| Exercise brief |
Pick out all lines of the entries that include the word "will" and copy them.

| Dataset items |

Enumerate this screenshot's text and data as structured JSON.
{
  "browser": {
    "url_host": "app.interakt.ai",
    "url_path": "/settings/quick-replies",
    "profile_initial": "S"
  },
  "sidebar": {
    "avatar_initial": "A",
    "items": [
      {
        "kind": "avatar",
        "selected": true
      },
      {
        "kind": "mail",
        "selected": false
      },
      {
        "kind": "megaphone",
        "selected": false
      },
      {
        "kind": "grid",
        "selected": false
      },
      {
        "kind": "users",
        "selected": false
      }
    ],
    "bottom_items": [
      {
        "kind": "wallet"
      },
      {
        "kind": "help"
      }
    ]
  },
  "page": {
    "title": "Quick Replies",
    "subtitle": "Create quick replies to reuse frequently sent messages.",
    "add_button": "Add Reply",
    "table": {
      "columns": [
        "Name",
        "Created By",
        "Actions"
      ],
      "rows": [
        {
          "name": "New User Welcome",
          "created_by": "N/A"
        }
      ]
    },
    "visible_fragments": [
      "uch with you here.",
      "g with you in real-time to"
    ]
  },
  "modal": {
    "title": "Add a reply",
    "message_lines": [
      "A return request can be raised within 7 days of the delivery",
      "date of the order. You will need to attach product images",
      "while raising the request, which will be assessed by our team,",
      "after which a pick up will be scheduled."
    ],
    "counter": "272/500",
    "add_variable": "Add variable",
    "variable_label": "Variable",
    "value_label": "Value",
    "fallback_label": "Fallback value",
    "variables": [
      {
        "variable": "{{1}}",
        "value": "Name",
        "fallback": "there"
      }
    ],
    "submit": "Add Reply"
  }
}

| Reply to the task |
      "date of the order. You will need to attach product images",
      "while raising the request, which will be assessed by our team,",
      "after which a pick up will be scheduled."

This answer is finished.